* start Information shown *

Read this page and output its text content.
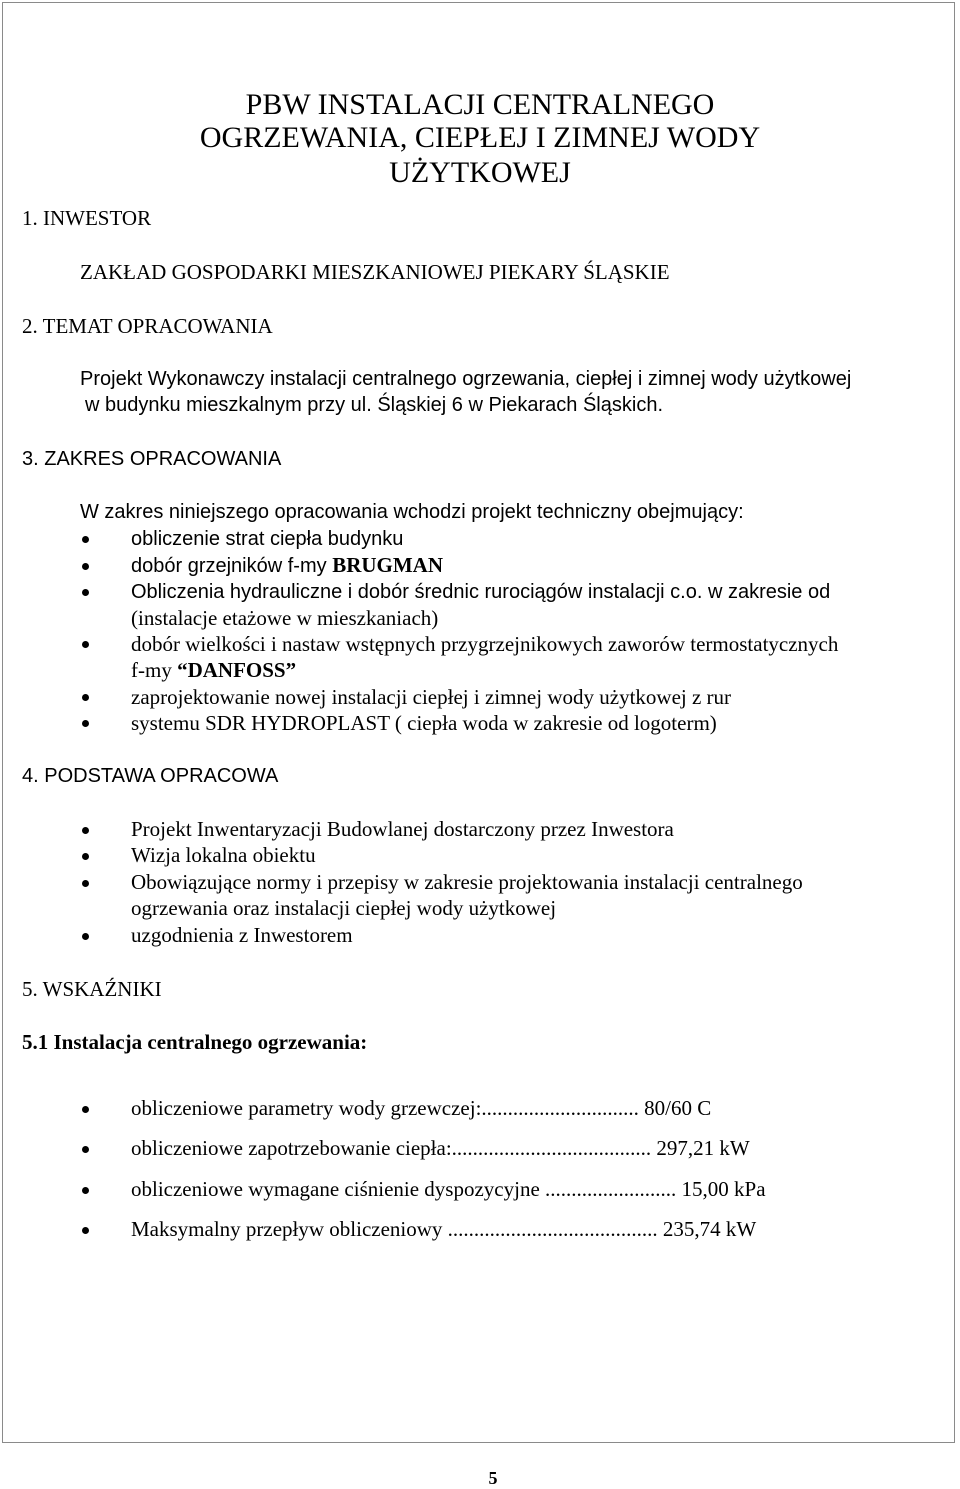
PBW INSTALACJI CENTRALNEGO
OGRZEWANIA, CIEPŁEJ I ZIMNEJ WODY
UŻYTKOWEJ
1. INWESTOR
ZAKŁAD GOSPODARKI MIESZKANIOWEJ PIEKARY ŚLĄSKIE
2. TEMAT OPRACOWANIA
Projekt Wykonawczy instalacji centralnego ogrzewania, ciepłej i zimnej wody użytkowej
w budynku mieszkalnym przy ul. Śląskiej 6 w Piekarach Śląskich.
3. ZAKRES OPRACOWANIA
W zakres niniejszego opracowania wchodzi projekt techniczny obejmujący:
obliczenie strat ciepła budynku
dobór grzejników f-my BRUGMAN
Obliczenia hydrauliczne i dobór średnic rurociągów instalacji c.o. w zakresie od
(instalacje etażowe w mieszkaniach)
dobór wielkości i nastaw wstępnych przygrzejnikowych zaworów termostatycznych
f-my “DANFOSS”
zaprojektowanie nowej instalacji ciepłej i zimnej wody użytkowej z rur
systemu SDR HYDROPLAST ( ciepła woda w zakresie od logoterm)
4. PODSTAWA OPRACOWA
Projekt Inwentaryzacji Budowlanej dostarczony przez Inwestora
Wizja lokalna obiektu
Obowiązujące normy i przepisy w zakresie projektowania instalacji centralnego
ogrzewania oraz instalacji ciepłej wody użytkowej
uzgodnienia z Inwestorem
5. WSKAŹNIKI
5.1 Instalacja centralnego ogrzewania:
obliczeniowe parametry wody grzewczej:.............................. 80/60 C
obliczeniowe zapotrzebowanie ciepła:...................................... 297,21 kW
obliczeniowe wymagane ciśnienie dyspozycyjne ......................... 15,00 kPa
Maksymalny przepływ obliczeniowy ........................................ 235,74 kW
5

* end Information shown *

Tally the lines of the listing above that include the word "budynku". Answer with the number alone.

2